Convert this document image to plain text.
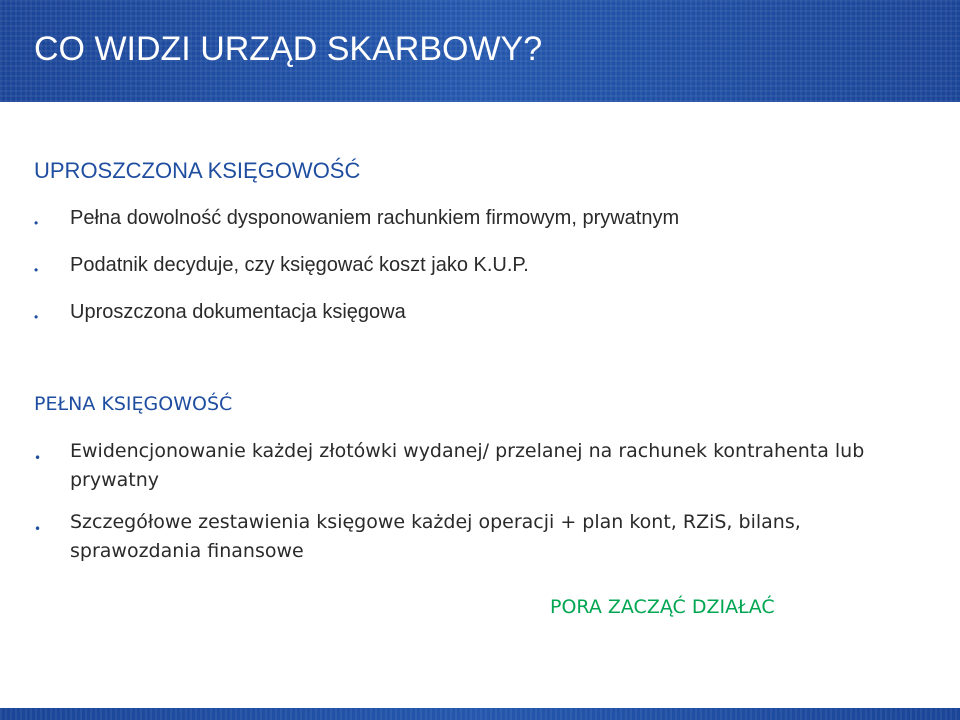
CO WIDZI URZĄD SKARBOWY?
UPROSZCZONA KSIĘGOWOŚĆ
• Pełna dowolność dysponowaniem rachunkiem firmowym, prywatnym
• Podatnik decyduje, czy księgować koszt jako K.U.P.
• Uproszczona dokumentacja księgowa
PEŁNA KSIĘGOWOŚĆ
• Ewidencjonowanie każdej złotówki wydanej/ przelanej na rachunek kontrahenta lub prywatny
• Szczegółowe zestawienia księgowe każdej operacji + plan kont, RZiS, bilans, sprawozdania finansowe

PORA ZACZĄĆ DZIAŁAĆ
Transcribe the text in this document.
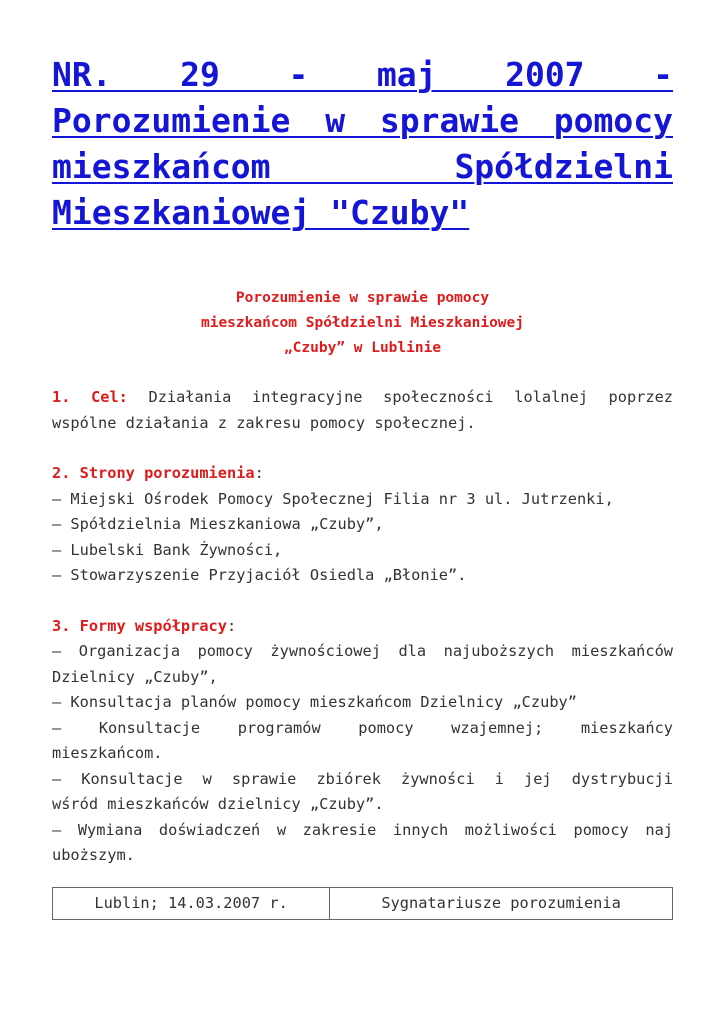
NR. 29 - maj 2007 - Porozumienie w sprawie pomocy mieszkańcom Spółdzielni Mieszkaniowej "Czuby"
Porozumienie w sprawie pomocy
mieszkańcom Spółdzielni Mieszkaniowej
„Czuby” w Lublinie

1. Cel: Działania integracyjne społeczności lolalnej poprzez wspólne działania z zakresu pomocy społecznej.

2. Strony porozumienia:
– Miejski Ośrodek Pomocy Społecznej Filia nr 3 ul. Jutrzenki,
– Spółdzielnia Mieszkaniowa „Czuby”,
– Lubelski Bank Żywności,
– Stowarzyszenie Przyjaciół Osiedla „Błonie”.

3. Formy współpracy:
– Organizacja pomocy żywnościowej dla najuboższych mieszkańców
Dzielnicy „Czuby”,
– Konsultacja planów pomocy mieszkańcom Dzielnicy „Czuby”
– Konsultacje programów pomocy wzajemnej; mieszkańcy
mieszkańcom.
– Konsultacje w sprawie zbiórek żywności i jej dystrybucji
wśród mieszkańców dzielnicy „Czuby”.
– Wymiana doświadczeń w zakresie innych możliwości pomocy naj
uboższym.

Lublin; 14.03.2007 r.	Sygnatariusze porozumienia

* * * * * * * * *

§ **TASK DIRECTIONS**: Pick out lines containing the word "mieszkańcom", each one as written.

§ **WRITTEN RESPONSE**:
NR. 29 - maj 2007 - Porozumienie w sprawie pomocy mieszkańcom Spółdzielni Mieszkaniowej "Czuby"
mieszkańcom Spółdzielni Mieszkaniowej
– Konsultacja planów pomocy mieszkańcom Dzielnicy „Czuby”
mieszkańcom.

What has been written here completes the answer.